■ PROVIDED RECORDS ■
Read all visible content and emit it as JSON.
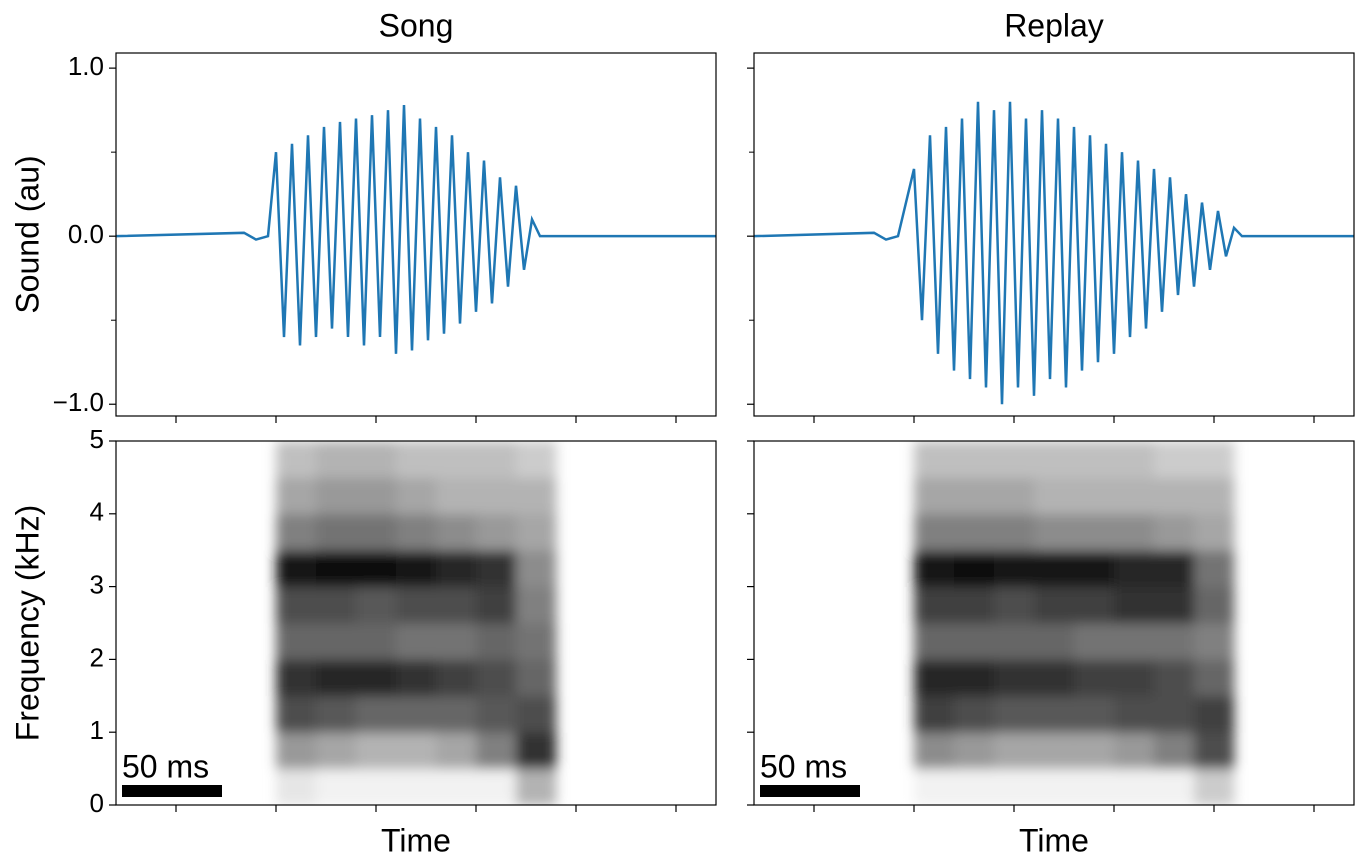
{
  "chart_data": [
    {
      "type": "line",
      "title": "Song",
      "ylabel": "Sound (au)",
      "color": "#1f77b4",
      "x": [
        0,
        64,
        70,
        76,
        80,
        84,
        88,
        92,
        96,
        100,
        104,
        108,
        112,
        116,
        120,
        124,
        128,
        132,
        136,
        140,
        144,
        148,
        152,
        156,
        160,
        164,
        168,
        172,
        176,
        180,
        184,
        188,
        192,
        196,
        200,
        204,
        208,
        212,
        300
      ],
      "values": [
        0,
        0.02,
        -0.02,
        0,
        0.5,
        -0.6,
        0.55,
        -0.65,
        0.6,
        -0.6,
        0.65,
        -0.55,
        0.68,
        -0.6,
        0.7,
        -0.65,
        0.72,
        -0.6,
        0.75,
        -0.7,
        0.78,
        -0.68,
        0.7,
        -0.62,
        0.65,
        -0.58,
        0.6,
        -0.52,
        0.5,
        -0.45,
        0.45,
        -0.4,
        0.35,
        -0.3,
        0.3,
        -0.2,
        0.1,
        0,
        0
      ],
      "xlim": [
        0,
        300
      ],
      "xticks": [
        30,
        80,
        130,
        180,
        230,
        280
      ],
      "tick_labels": true,
      "ylim": [
        -1.07,
        1.09
      ],
      "yticks": [
        {
          "value": -1,
          "label": "−1.0"
        },
        {
          "value": 0,
          "label": "0.0"
        },
        {
          "value": 1,
          "label": "1.0"
        }
      ],
      "yminor": [
        -0.5,
        0.5
      ]
    },
    {
      "type": "line",
      "title": "Replay",
      "color": "#1f77b4",
      "x": [
        0,
        60,
        66,
        72,
        80,
        84,
        88,
        92,
        96,
        100,
        104,
        108,
        112,
        116,
        120,
        124,
        128,
        132,
        136,
        140,
        144,
        148,
        152,
        156,
        160,
        164,
        168,
        172,
        176,
        180,
        184,
        188,
        192,
        196,
        200,
        204,
        208,
        212,
        216,
        220,
        224,
        228,
        232,
        236,
        240,
        244,
        300
      ],
      "values": [
        0,
        0.02,
        -0.02,
        0,
        0.4,
        -0.5,
        0.6,
        -0.7,
        0.65,
        -0.8,
        0.7,
        -0.85,
        0.8,
        -0.9,
        0.75,
        -1.0,
        0.8,
        -0.9,
        0.7,
        -0.95,
        0.75,
        -0.85,
        0.7,
        -0.9,
        0.65,
        -0.8,
        0.6,
        -0.75,
        0.55,
        -0.7,
        0.5,
        -0.6,
        0.45,
        -0.55,
        0.4,
        -0.45,
        0.35,
        -0.35,
        0.25,
        -0.3,
        0.2,
        -0.2,
        0.15,
        -0.12,
        0.05,
        0,
        0
      ],
      "xlim": [
        0,
        300
      ],
      "xticks": [
        30,
        80,
        130,
        180,
        230,
        280
      ],
      "tick_labels": false,
      "ylim": [
        -1.07,
        1.09
      ],
      "yticks": [
        -1,
        0,
        1
      ],
      "yminor": [
        -0.5,
        0.5
      ]
    },
    {
      "type": "heatmap",
      "ylabel": "Frequency (kHz)",
      "xlabel": "Time",
      "x": [
        80,
        100,
        120,
        140,
        160,
        180,
        200,
        220
      ],
      "y": [
        0,
        0.5,
        1,
        1.5,
        2,
        2.5,
        3,
        3.5,
        4,
        4.5,
        5
      ],
      "z": [
        [
          0.1,
          0.05,
          0.05,
          0.05,
          0.05,
          0.05,
          0.3
        ],
        [
          0.4,
          0.35,
          0.3,
          0.3,
          0.35,
          0.5,
          0.8
        ],
        [
          0.7,
          0.65,
          0.6,
          0.6,
          0.6,
          0.65,
          0.7
        ],
        [
          0.8,
          0.85,
          0.85,
          0.8,
          0.75,
          0.7,
          0.6
        ],
        [
          0.6,
          0.6,
          0.6,
          0.55,
          0.55,
          0.6,
          0.55
        ],
        [
          0.7,
          0.7,
          0.65,
          0.7,
          0.7,
          0.75,
          0.5
        ],
        [
          0.9,
          0.95,
          0.95,
          0.9,
          0.85,
          0.8,
          0.45
        ],
        [
          0.5,
          0.55,
          0.55,
          0.5,
          0.45,
          0.4,
          0.35
        ],
        [
          0.35,
          0.4,
          0.4,
          0.35,
          0.3,
          0.3,
          0.3
        ],
        [
          0.25,
          0.3,
          0.3,
          0.25,
          0.25,
          0.25,
          0.2
        ]
      ],
      "xlim": [
        0,
        300
      ],
      "xticks": [
        30,
        80,
        130,
        180,
        230,
        280
      ],
      "tick_labels": true,
      "ylim": [
        0,
        5
      ],
      "yticks": [
        0,
        1,
        2,
        3,
        4,
        5
      ],
      "scale_bar": {
        "value": 50,
        "label": "50 ms"
      }
    },
    {
      "type": "heatmap",
      "xlabel": "Time",
      "x": [
        80,
        100,
        120,
        140,
        160,
        180,
        200,
        220,
        240
      ],
      "y": [
        0,
        0.5,
        1,
        1.5,
        2,
        2.5,
        3,
        3.5,
        4,
        4.5,
        5
      ],
      "z": [
        [
          0.05,
          0.05,
          0.05,
          0.05,
          0.05,
          0.05,
          0.05,
          0.2
        ],
        [
          0.45,
          0.4,
          0.35,
          0.35,
          0.35,
          0.4,
          0.5,
          0.7
        ],
        [
          0.75,
          0.7,
          0.65,
          0.65,
          0.65,
          0.7,
          0.7,
          0.75
        ],
        [
          0.85,
          0.85,
          0.8,
          0.8,
          0.75,
          0.75,
          0.7,
          0.6
        ],
        [
          0.6,
          0.6,
          0.6,
          0.6,
          0.55,
          0.55,
          0.55,
          0.5
        ],
        [
          0.75,
          0.75,
          0.7,
          0.75,
          0.75,
          0.8,
          0.8,
          0.6
        ],
        [
          0.9,
          0.95,
          0.9,
          0.9,
          0.9,
          0.85,
          0.85,
          0.55
        ],
        [
          0.5,
          0.5,
          0.5,
          0.45,
          0.45,
          0.45,
          0.4,
          0.35
        ],
        [
          0.35,
          0.35,
          0.35,
          0.3,
          0.3,
          0.3,
          0.3,
          0.3
        ],
        [
          0.25,
          0.25,
          0.25,
          0.25,
          0.25,
          0.25,
          0.2,
          0.2
        ]
      ],
      "xlim": [
        0,
        300
      ],
      "xticks": [
        30,
        80,
        130,
        180,
        230,
        280
      ],
      "tick_labels": false,
      "ylim": [
        0,
        5
      ],
      "yticks": [
        0,
        1,
        2,
        3,
        4,
        5
      ],
      "scale_bar": {
        "value": 50,
        "label": "50 ms"
      }
    }
  ]
}
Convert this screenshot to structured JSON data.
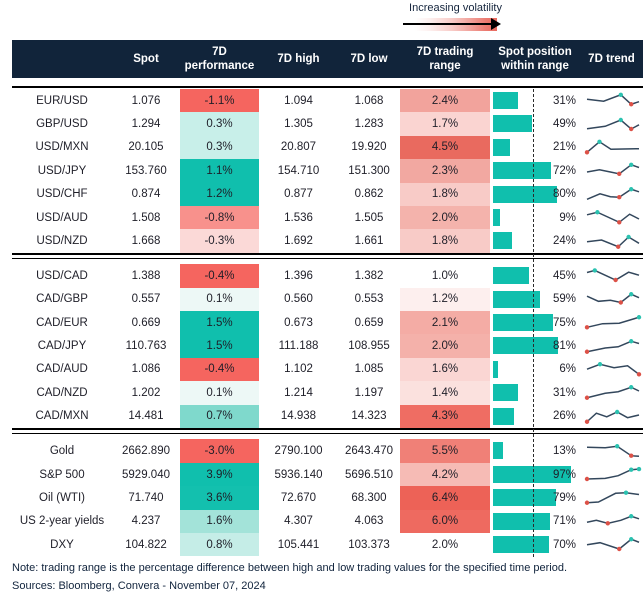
{
  "chart_data": {
    "type": "table",
    "legend_label": "Increasing volatility",
    "headers": {
      "name": "",
      "spot": "Spot",
      "perf": "7D performance",
      "high": "7D high",
      "low": "7D low",
      "range": "7D trading range",
      "pos": "Spot position within range",
      "trend": "7D trend"
    },
    "colors": {
      "header_bg": "#11243A",
      "bar_teal": "#10BFAD",
      "strong_red": "#F5655F",
      "spark_line": "#33475C",
      "spark_hi_dot": "#2BC2B0",
      "spark_lo_dot": "#DC5147"
    },
    "groups": [
      {
        "rows": [
          {
            "name": "EUR/USD",
            "spot": "1.076",
            "perf": "-1.1%",
            "perf_bg": "#F5655F",
            "high": "1.094",
            "low": "1.068",
            "range": "2.4%",
            "range_bg": "#F2A39C",
            "pos_pct": 31,
            "pos_label": "31%",
            "spark": {
              "pts": [
                [
                  0,
                  42
                ],
                [
                  32,
                  55
                ],
                [
                  65,
                  12
                ],
                [
                  85,
                  75
                ],
                [
                  100,
                  58
                ]
              ],
              "hi": 2,
              "lo": 3
            }
          },
          {
            "name": "GBP/USD",
            "spot": "1.294",
            "perf": "0.3%",
            "perf_bg": "#C8EFE9",
            "high": "1.305",
            "low": "1.283",
            "range": "1.7%",
            "range_bg": "#FAD4D1",
            "pos_pct": 49,
            "pos_label": "49%",
            "spark": {
              "pts": [
                [
                  0,
                  78
                ],
                [
                  35,
                  62
                ],
                [
                  65,
                  20
                ],
                [
                  85,
                  80
                ],
                [
                  100,
                  52
                ]
              ],
              "hi": 2,
              "lo": 3
            }
          },
          {
            "name": "USD/MXN",
            "spot": "20.105",
            "perf": "0.3%",
            "perf_bg": "#C8EFE9",
            "high": "20.807",
            "low": "19.920",
            "range": "4.5%",
            "range_bg": "#E96A5F",
            "pos_pct": 21,
            "pos_label": "21%",
            "spark": {
              "pts": [
                [
                  0,
                  82
                ],
                [
                  24,
                  12
                ],
                [
                  46,
                  62
                ],
                [
                  100,
                  58
                ]
              ],
              "hi": 1,
              "lo": 0
            }
          },
          {
            "name": "USD/JPY",
            "spot": "153.760",
            "perf": "1.1%",
            "perf_bg": "#10BFAD",
            "high": "154.710",
            "low": "151.300",
            "range": "2.3%",
            "range_bg": "#F2A8A1",
            "pos_pct": 72,
            "pos_label": "72%",
            "spark": {
              "pts": [
                [
                  0,
                  60
                ],
                [
                  24,
                  45
                ],
                [
                  45,
                  60
                ],
                [
                  62,
                  72
                ],
                [
                  85,
                  12
                ],
                [
                  100,
                  30
                ]
              ],
              "hi": 4,
              "lo": 3
            }
          },
          {
            "name": "USD/CHF",
            "spot": "0.874",
            "perf": "1.2%",
            "perf_bg": "#10BFAD",
            "high": "0.877",
            "low": "0.862",
            "range": "1.8%",
            "range_bg": "#F8CBC7",
            "pos_pct": 80,
            "pos_label": "80%",
            "spark": {
              "pts": [
                [
                  0,
                  82
                ],
                [
                  25,
                  45
                ],
                [
                  45,
                  65
                ],
                [
                  62,
                  68
                ],
                [
                  85,
                  15
                ],
                [
                  100,
                  32
                ]
              ],
              "hi": 4,
              "lo": 3
            }
          },
          {
            "name": "USD/AUD",
            "spot": "1.508",
            "perf": "-0.8%",
            "perf_bg": "#F8918C",
            "high": "1.536",
            "low": "1.505",
            "range": "2.0%",
            "range_bg": "#F4B3AC",
            "pos_pct": 9,
            "pos_label": "9%",
            "spark": {
              "pts": [
                [
                  0,
                  32
                ],
                [
                  20,
                  15
                ],
                [
                  62,
                  82
                ],
                [
                  82,
                  28
                ],
                [
                  100,
                  60
                ]
              ],
              "hi": 1,
              "lo": 2
            }
          },
          {
            "name": "USD/NZD",
            "spot": "1.668",
            "perf": "-0.3%",
            "perf_bg": "#FBD9D7",
            "high": "1.692",
            "low": "1.661",
            "range": "1.8%",
            "range_bg": "#F8CBC7",
            "pos_pct": 24,
            "pos_label": "24%",
            "spark": {
              "pts": [
                [
                  0,
                  52
                ],
                [
                  28,
                  40
                ],
                [
                  60,
                  85
                ],
                [
                  80,
                  20
                ],
                [
                  100,
                  62
                ]
              ],
              "hi": 3,
              "lo": 2
            }
          }
        ]
      },
      {
        "rows": [
          {
            "name": "USD/CAD",
            "spot": "1.388",
            "perf": "-0.4%",
            "perf_bg": "#F5655F",
            "high": "1.396",
            "low": "1.382",
            "range": "1.0%",
            "range_bg": "#FFFFFF",
            "pos_pct": 45,
            "pos_label": "45%",
            "spark": {
              "pts": [
                [
                  0,
                  30
                ],
                [
                  15,
                  16
                ],
                [
                  55,
                  80
                ],
                [
                  80,
                  28
                ],
                [
                  100,
                  48
                ]
              ],
              "hi": 1,
              "lo": 2
            }
          },
          {
            "name": "CAD/GBP",
            "spot": "0.557",
            "perf": "0.1%",
            "perf_bg": "#EDF8F6",
            "high": "0.560",
            "low": "0.553",
            "range": "1.2%",
            "range_bg": "#FDEFEE",
            "pos_pct": 59,
            "pos_label": "59%",
            "spark": {
              "pts": [
                [
                  0,
                  28
                ],
                [
                  22,
                  62
                ],
                [
                  45,
                  55
                ],
                [
                  65,
                  70
                ],
                [
                  85,
                  15
                ],
                [
                  100,
                  38
                ]
              ],
              "hi": 4,
              "lo": 3
            }
          },
          {
            "name": "CAD/EUR",
            "spot": "0.669",
            "perf": "1.5%",
            "perf_bg": "#10BFAD",
            "high": "0.673",
            "low": "0.659",
            "range": "2.1%",
            "range_bg": "#F4ACA5",
            "pos_pct": 75,
            "pos_label": "75%",
            "spark": {
              "pts": [
                [
                  0,
                  82
                ],
                [
                  30,
                  58
                ],
                [
                  62,
                  55
                ],
                [
                  100,
                  15
                ]
              ],
              "hi": 3,
              "lo": 0
            }
          },
          {
            "name": "CAD/JPY",
            "spot": "110.763",
            "perf": "1.5%",
            "perf_bg": "#10BFAD",
            "high": "111.188",
            "low": "108.955",
            "range": "2.0%",
            "range_bg": "#F4B1AA",
            "pos_pct": 81,
            "pos_label": "81%",
            "spark": {
              "pts": [
                [
                  0,
                  85
                ],
                [
                  35,
                  60
                ],
                [
                  60,
                  52
                ],
                [
                  85,
                  15
                ],
                [
                  100,
                  30
                ]
              ],
              "hi": 3,
              "lo": 0
            }
          },
          {
            "name": "CAD/AUD",
            "spot": "1.086",
            "perf": "-0.4%",
            "perf_bg": "#F5655F",
            "high": "1.102",
            "low": "1.085",
            "range": "1.6%",
            "range_bg": "#FAD6D3",
            "pos_pct": 6,
            "pos_label": "6%",
            "spark": {
              "pts": [
                [
                  0,
                  48
                ],
                [
                  25,
                  15
                ],
                [
                  52,
                  38
                ],
                [
                  78,
                  25
                ],
                [
                  100,
                  82
                ]
              ],
              "hi": 1,
              "lo": 4
            }
          },
          {
            "name": "CAD/NZD",
            "spot": "1.202",
            "perf": "0.1%",
            "perf_bg": "#EDF8F6",
            "high": "1.214",
            "low": "1.197",
            "range": "1.4%",
            "range_bg": "#FBE1DE",
            "pos_pct": 31,
            "pos_label": "31%",
            "spark": {
              "pts": [
                [
                  0,
                  85
                ],
                [
                  35,
                  55
                ],
                [
                  60,
                  45
                ],
                [
                  85,
                  15
                ],
                [
                  100,
                  40
                ]
              ],
              "hi": 3,
              "lo": 0
            }
          },
          {
            "name": "CAD/MXN",
            "spot": "14.481",
            "perf": "0.7%",
            "perf_bg": "#7FD9CC",
            "high": "14.938",
            "low": "14.323",
            "range": "4.3%",
            "range_bg": "#EF6D63",
            "pos_pct": 26,
            "pos_label": "26%",
            "spark": {
              "pts": [
                [
                  0,
                  85
                ],
                [
                  18,
                  28
                ],
                [
                  38,
                  52
                ],
                [
                  58,
                  20
                ],
                [
                  78,
                  58
                ],
                [
                  100,
                  40
                ]
              ],
              "hi": 3,
              "lo": 0
            }
          }
        ]
      },
      {
        "rows": [
          {
            "name": "Gold",
            "spot": "2662.890",
            "perf": "-3.0%",
            "perf_bg": "#F5655F",
            "high": "2790.100",
            "low": "2643.470",
            "range": "5.5%",
            "range_bg": "#F08077",
            "pos_pct": 13,
            "pos_label": "13%",
            "spark": {
              "pts": [
                [
                  0,
                  22
                ],
                [
                  35,
                  25
                ],
                [
                  58,
                  15
                ],
                [
                  85,
                  78
                ],
                [
                  100,
                  82
                ]
              ],
              "hi": 2,
              "lo": 3
            }
          },
          {
            "name": "S&P 500",
            "spot": "5929.040",
            "perf": "3.9%",
            "perf_bg": "#10BFAD",
            "high": "5936.140",
            "low": "5696.510",
            "range": "4.2%",
            "range_bg": "#F6BBB5",
            "pos_pct": 97,
            "pos_label": "97%",
            "spark": {
              "pts": [
                [
                  0,
                  80
                ],
                [
                  35,
                  76
                ],
                [
                  60,
                  58
                ],
                [
                  85,
                  18
                ],
                [
                  100,
                  14
                ]
              ],
              "hi": 3,
              "hi2": 4,
              "lo": 0
            }
          },
          {
            "name": "Oil (WTI)",
            "spot": "71.740",
            "perf": "3.6%",
            "perf_bg": "#13C0AE",
            "high": "72.670",
            "low": "68.300",
            "range": "6.4%",
            "range_bg": "#ED6257",
            "pos_pct": 79,
            "pos_label": "79%",
            "spark": {
              "pts": [
                [
                  0,
                  85
                ],
                [
                  22,
                  80
                ],
                [
                  55,
                  22
                ],
                [
                  75,
                  18
                ],
                [
                  100,
                  30
                ]
              ],
              "hi": 3,
              "lo": 0
            }
          },
          {
            "name": "US 2-year yields",
            "spot": "4.237",
            "perf": "1.6%",
            "perf_bg": "#A3E3D9",
            "high": "4.307",
            "low": "4.063",
            "range": "6.0%",
            "range_bg": "#EE6A60",
            "pos_pct": 71,
            "pos_label": "71%",
            "spark": {
              "pts": [
                [
                  0,
                  55
                ],
                [
                  18,
                  42
                ],
                [
                  40,
                  62
                ],
                [
                  65,
                  42
                ],
                [
                  85,
                  15
                ],
                [
                  100,
                  32
                ]
              ],
              "hi": 4,
              "lo": 2
            }
          },
          {
            "name": "DXY",
            "spot": "104.822",
            "perf": "0.8%",
            "perf_bg": "#C5EDE7",
            "high": "105.441",
            "low": "103.373",
            "range": "2.0%",
            "range_bg": "#FFFFFF",
            "pos_pct": 70,
            "pos_label": "70%",
            "spark": {
              "pts": [
                [
                  0,
                  52
                ],
                [
                  25,
                  38
                ],
                [
                  62,
                  80
                ],
                [
                  85,
                  15
                ],
                [
                  100,
                  35
                ]
              ],
              "hi": 3,
              "lo": 2
            }
          }
        ]
      }
    ],
    "notes": {
      "note": "Note: trading range is the percentage difference between high and low trading values for the specified time period.",
      "sources": "Sources: Bloomberg, Convera - November 07, 2024"
    }
  }
}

■ EXERCISE REQUIREMENTS ■
Your answer should be a single number: the count of lines in the entries that contain the word "JSON".

■ SOLVED PROBLEM ■
2